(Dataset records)
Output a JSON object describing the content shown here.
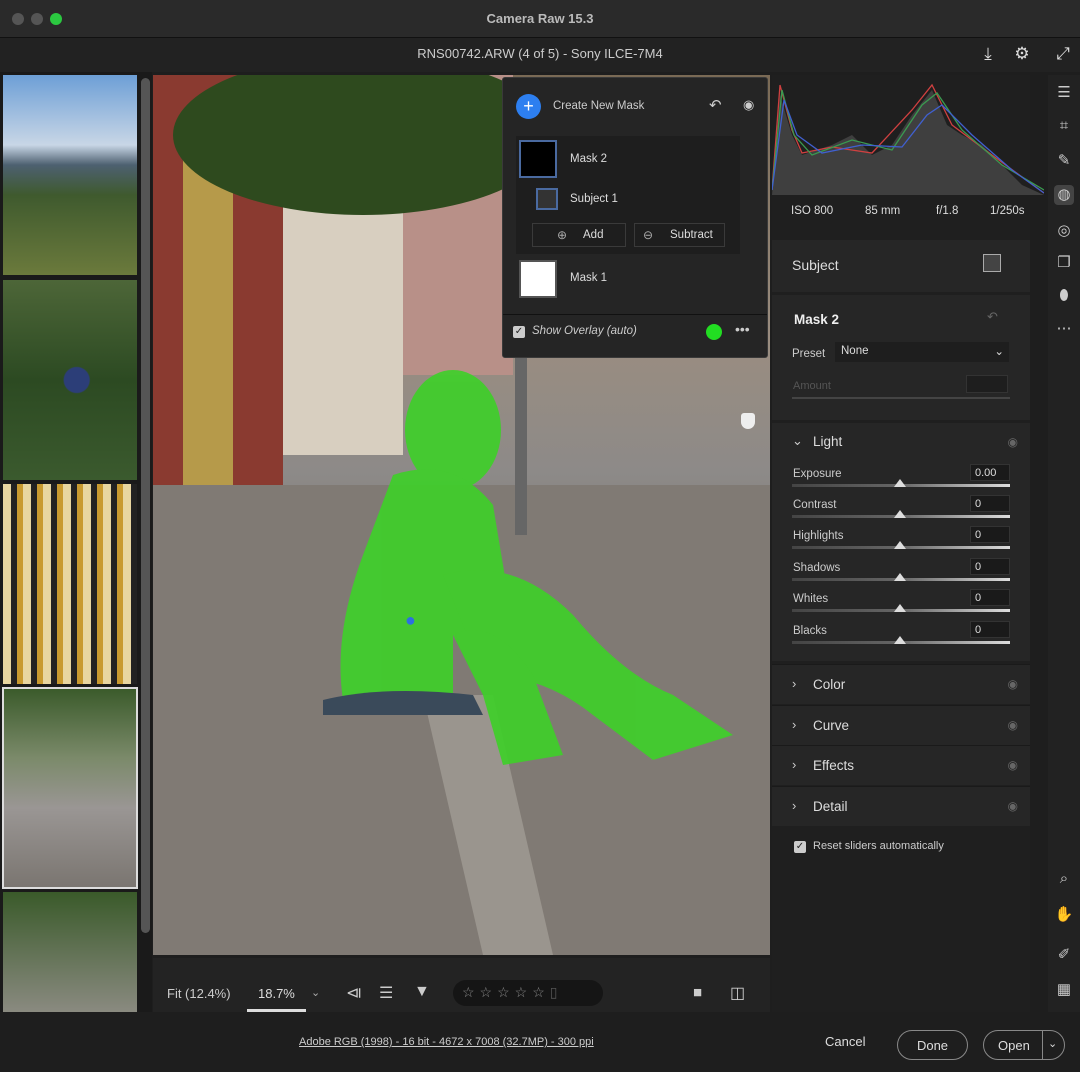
{
  "window": {
    "title": "Camera Raw 15.3",
    "file_info": "RNS00742.ARW (4 of 5)  -  Sony ILCE-7M4"
  },
  "colors": {
    "mask_overlay": "#3fcf2a",
    "accent": "#2d7ff0",
    "overlay_dot": "#22dd22"
  },
  "mask_panel": {
    "create_label": "Create New Mask",
    "masks": [
      {
        "name": "Mask 2",
        "components": [
          {
            "name": "Subject 1"
          }
        ]
      },
      {
        "name": "Mask 1"
      }
    ],
    "add_label": "Add",
    "subtract_label": "Subtract",
    "show_overlay_label": "Show Overlay (auto)",
    "show_overlay_checked": true
  },
  "exif": {
    "iso": "ISO 800",
    "focal": "85 mm",
    "aperture": "f/1.8",
    "shutter": "1/250s"
  },
  "right_panel": {
    "subject_title": "Subject",
    "mask_title": "Mask 2",
    "preset_label": "Preset",
    "preset_value": "None",
    "amount_label": "Amount",
    "light_title": "Light",
    "sliders": [
      {
        "label": "Exposure",
        "value": "0.00"
      },
      {
        "label": "Contrast",
        "value": "0"
      },
      {
        "label": "Highlights",
        "value": "0"
      },
      {
        "label": "Shadows",
        "value": "0"
      },
      {
        "label": "Whites",
        "value": "0"
      },
      {
        "label": "Blacks",
        "value": "0"
      }
    ],
    "sections": [
      "Color",
      "Curve",
      "Effects",
      "Detail"
    ],
    "reset_label": "Reset sliders automatically",
    "reset_checked": true
  },
  "toolbar": {
    "fit_label": "Fit (12.4%)",
    "zoom_value": "18.7%",
    "rating": 0
  },
  "status": {
    "info": "Adobe RGB (1998) - 16 bit - 4672 x 7008 (32.7MP) - 300 ppi",
    "cancel": "Cancel",
    "done": "Done",
    "open": "Open"
  }
}
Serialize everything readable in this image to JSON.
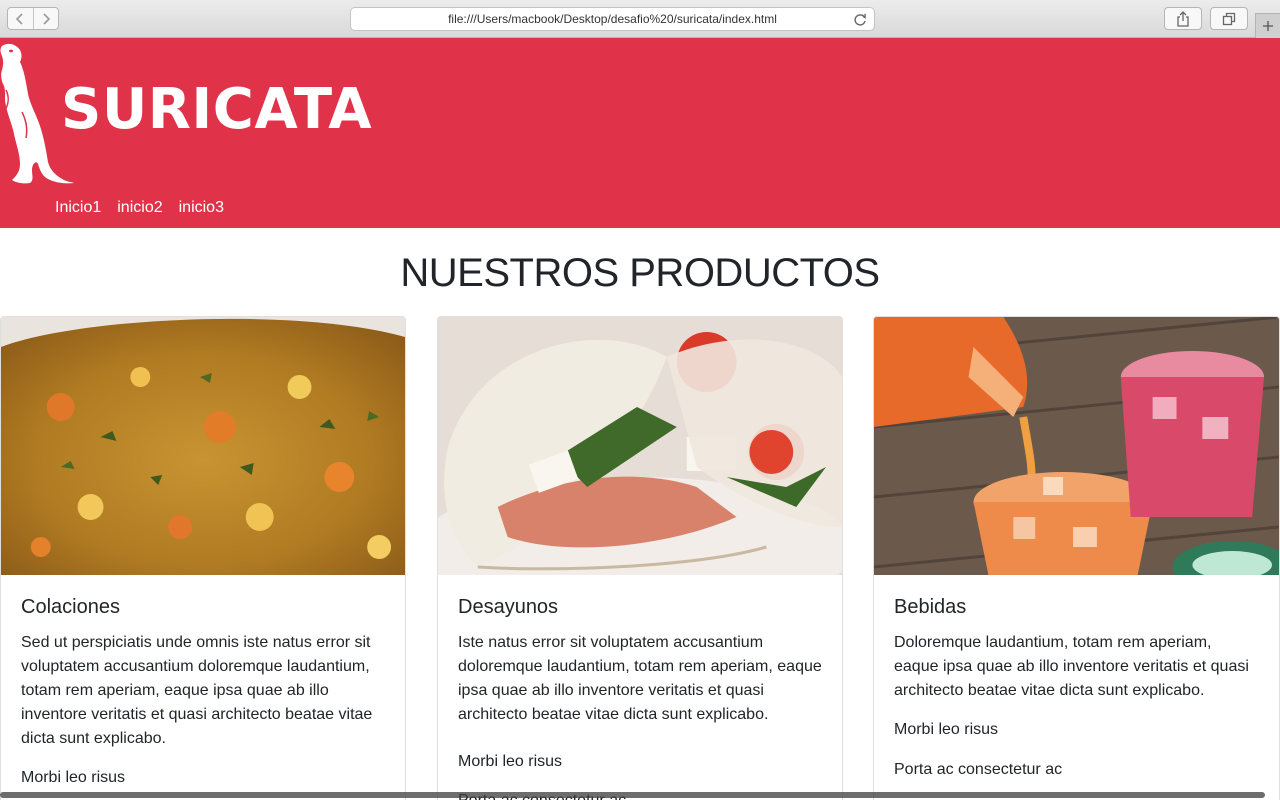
{
  "browser": {
    "url": "file:///Users/macbook/Desktop/desafio%20/suricata/index.html",
    "back_icon": "chevron-left-icon",
    "forward_icon": "chevron-right-icon",
    "reload_icon": "reload-icon",
    "share_icon": "share-icon",
    "tabs_icon": "tabs-icon",
    "new_tab_icon": "plus-icon"
  },
  "header": {
    "brand": "SURICATA",
    "logo_icon": "meerkat-icon",
    "background_color": "#e03349",
    "nav": [
      {
        "label": "Inicio1"
      },
      {
        "label": "inicio2"
      },
      {
        "label": "inicio3"
      }
    ]
  },
  "main": {
    "title": "NUESTROS PRODUCTOS",
    "cards": [
      {
        "image": "food-photo",
        "title": "Colaciones",
        "text": "Sed ut perspiciatis unde omnis iste natus error sit voluptatem accusantium doloremque laudantium, totam rem aperiam, eaque ipsa quae ab illo inventore veritatis et quasi architecto beatae vitae dicta sunt explicabo.",
        "items": [
          "Morbi leo risus"
        ]
      },
      {
        "image": "sandwich-photo",
        "title": "Desayunos",
        "text": "Iste natus error sit voluptatem accusantium doloremque laudantium, totam rem aperiam, eaque ipsa quae ab illo inventore veritatis et quasi architecto beatae vitae dicta sunt explicabo.",
        "items": [
          "Morbi leo risus",
          "Porta ac consectetur ac"
        ]
      },
      {
        "image": "drinks-photo",
        "title": "Bebidas",
        "text": "Doloremque laudantium, totam rem aperiam, eaque ipsa quae ab illo inventore veritatis et quasi architecto beatae vitae dicta sunt explicabo.",
        "items": [
          "Morbi leo risus",
          "Porta ac consectetur ac"
        ]
      }
    ]
  }
}
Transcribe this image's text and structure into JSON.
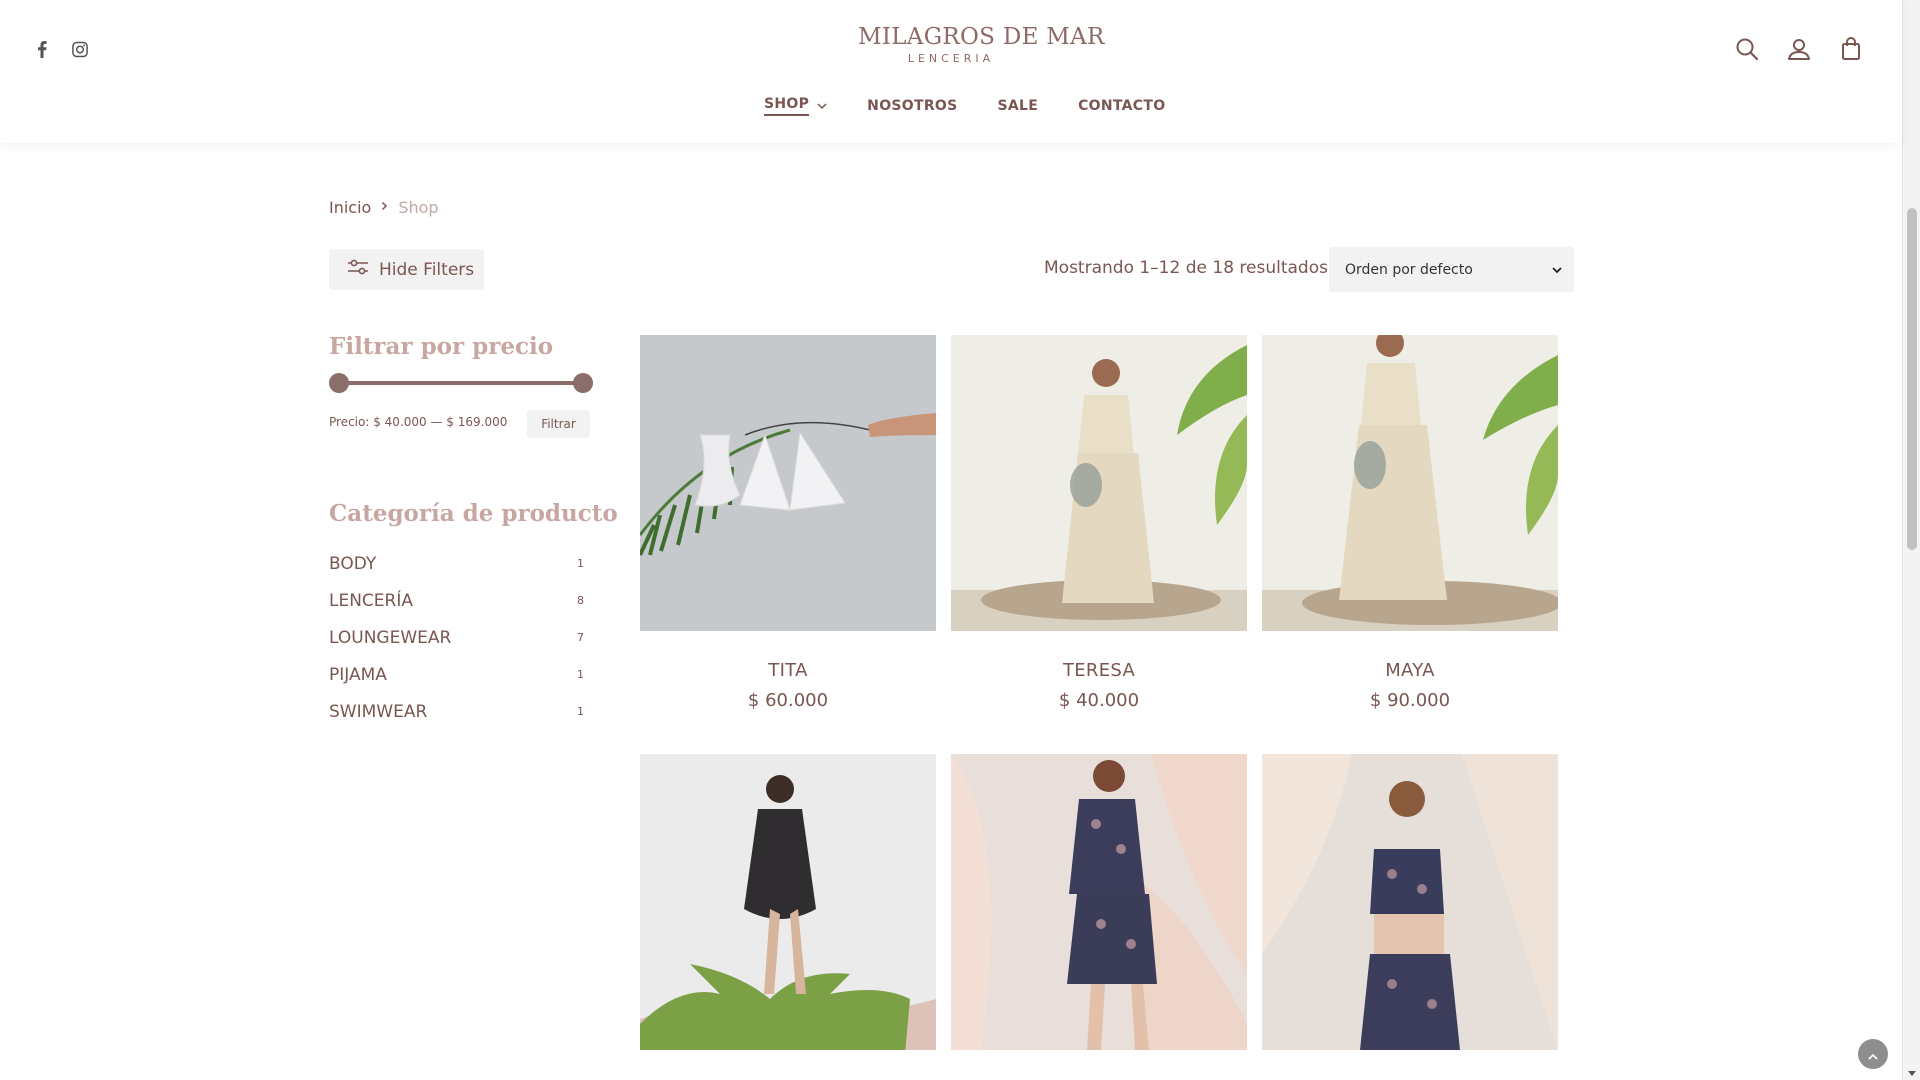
{
  "header": {
    "logo_main": "MILAGROS DE MAR",
    "logo_sub": "LENCERIA",
    "social": [
      "facebook-icon",
      "instagram-icon"
    ],
    "nav": [
      {
        "label": "SHOP",
        "active": true,
        "dropdown": true
      },
      {
        "label": "NOSOTROS"
      },
      {
        "label": "SALE"
      },
      {
        "label": "CONTACTO"
      }
    ],
    "tools": [
      "search-icon",
      "account-icon",
      "cart-icon"
    ]
  },
  "breadcrumb": {
    "home": "Inicio",
    "current": "Shop"
  },
  "toolbar": {
    "filters_label": "Hide Filters",
    "results_text": "Mostrando 1–12 de 18 resultados",
    "orderby_value": "Orden por defecto"
  },
  "sidebar": {
    "price_title": "Filtrar por precio",
    "price_label": "Precio: $ 40.000 — $ 169.000",
    "filter_button": "Filtrar",
    "category_title": "Categoría de producto",
    "categories": [
      {
        "name": "BODY",
        "count": "1"
      },
      {
        "name": "LENCERÍA",
        "count": "8"
      },
      {
        "name": "LOUNGEWEAR",
        "count": "7"
      },
      {
        "name": "PIJAMA",
        "count": "1"
      },
      {
        "name": "SWIMWEAR",
        "count": "1"
      }
    ]
  },
  "products": [
    {
      "name": "TITA",
      "price": "$ 60.000"
    },
    {
      "name": "TERESA",
      "price": "$ 40.000"
    },
    {
      "name": "MAYA",
      "price": "$ 90.000"
    },
    {
      "name": "",
      "price": ""
    },
    {
      "name": "",
      "price": ""
    },
    {
      "name": "",
      "price": ""
    }
  ],
  "colors": {
    "accent": "#7a5652",
    "heading": "#c8a7a3",
    "slider": "#8b6d69"
  }
}
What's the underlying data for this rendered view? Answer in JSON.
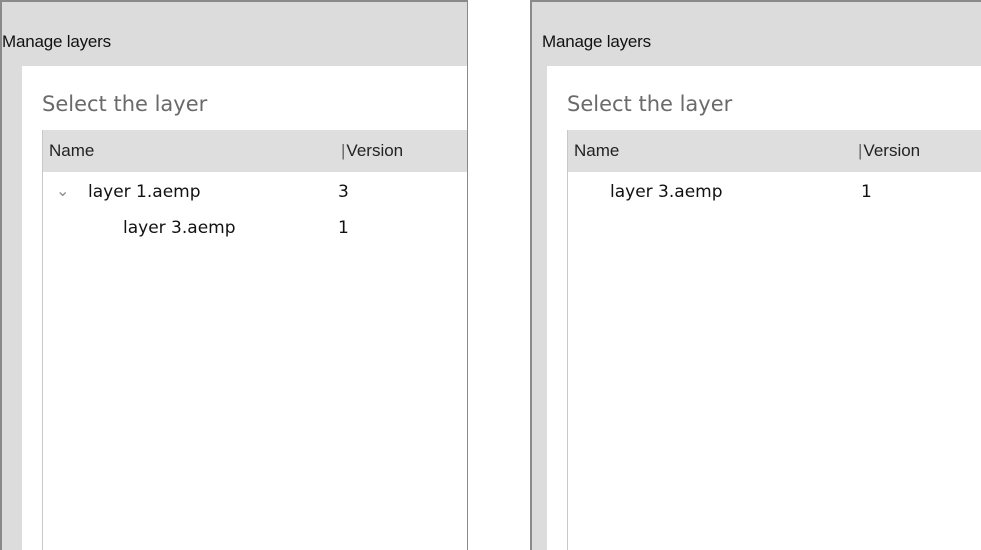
{
  "left": {
    "title": "Manage layers",
    "section_label": "Select the layer",
    "columns": {
      "name": "Name",
      "separator": "|",
      "version": "Version"
    },
    "rows": [
      {
        "expand_icon": "chevron-down-icon",
        "name": "layer 1.aemp",
        "version": "3"
      },
      {
        "name": "layer 3.aemp",
        "version": "1"
      }
    ]
  },
  "right": {
    "title": "Manage layers",
    "section_label": "Select the layer",
    "columns": {
      "name": "Name",
      "separator": "|",
      "version": "Version"
    },
    "rows": [
      {
        "name": "layer 3.aemp",
        "version": "1"
      }
    ]
  }
}
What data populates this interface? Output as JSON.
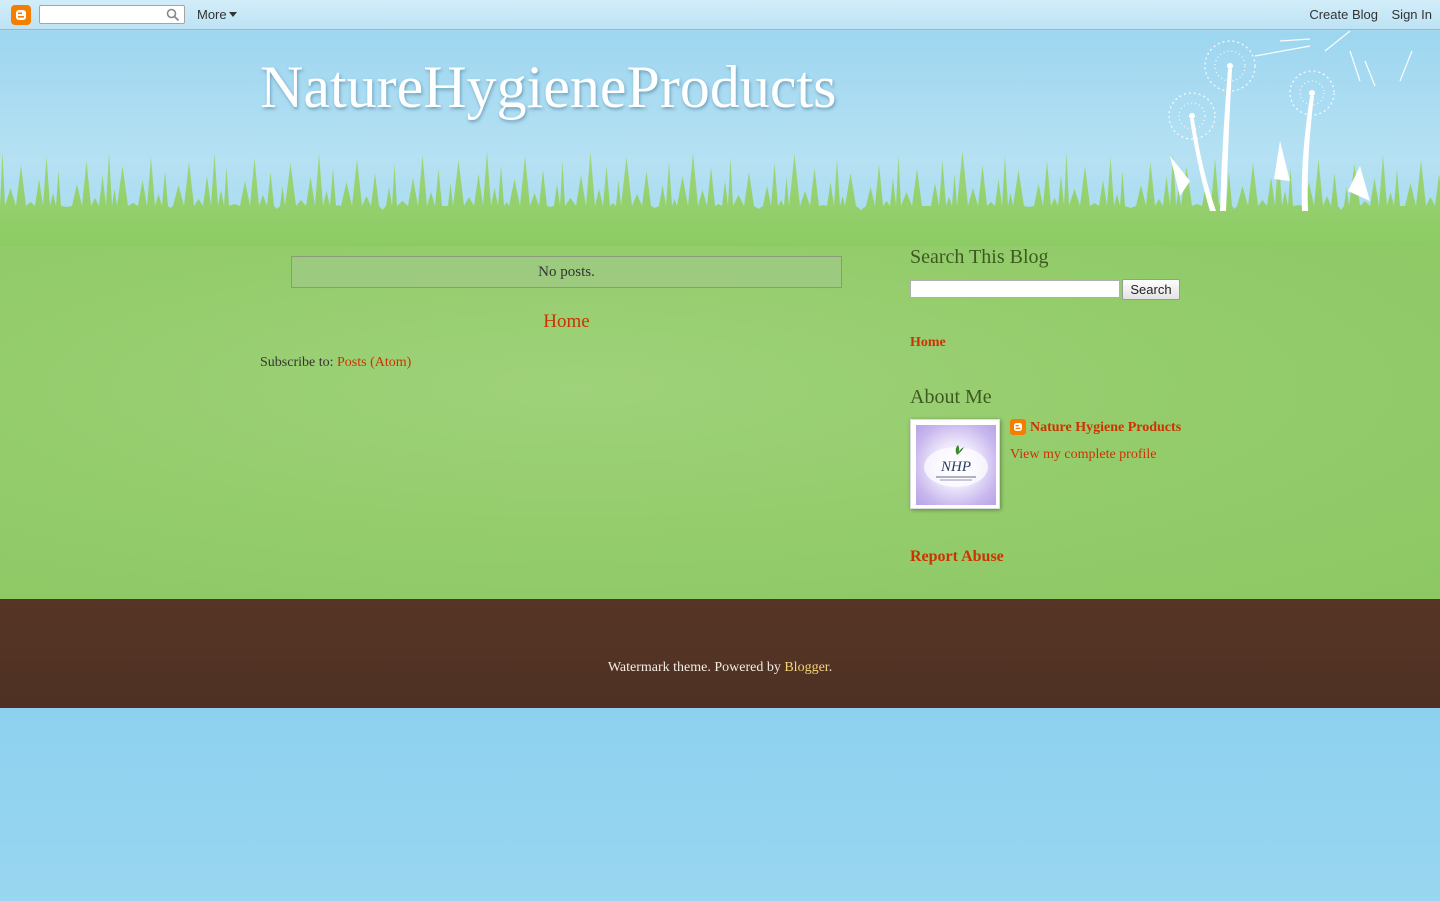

• **STATED TASK**: With the pictures left out, write out exactly the lines from the line containing "What's the underlying" through the final line.

• **SOLUTION**:
What's the underlying data for this rendered view? Answer in JSON.
{
  "left": {
    "title": "Manage layers",
    "section_label": "Select the layer",
    "columns": {
      "name": "Name",
      "separator": "|",
      "version": "Version"
    },
    "rows": [
      {
        "expand_icon": "chevron-down-icon",
        "name": "layer 1.aemp",
        "version": "3"
      },
      {
        "name": "layer 3.aemp",
        "version": "1"
      }
    ]
  },
  "right": {
    "title": "Manage layers",
    "section_label": "Select the layer",
    "columns": {
      "name": "Name",
      "separator": "|",
      "version": "Version"
    },
    "rows": [
      {
        "name": "layer 3.aemp",
        "version": "1"
      }
    ]
  }
}
What data populates this interface? Output as JSON.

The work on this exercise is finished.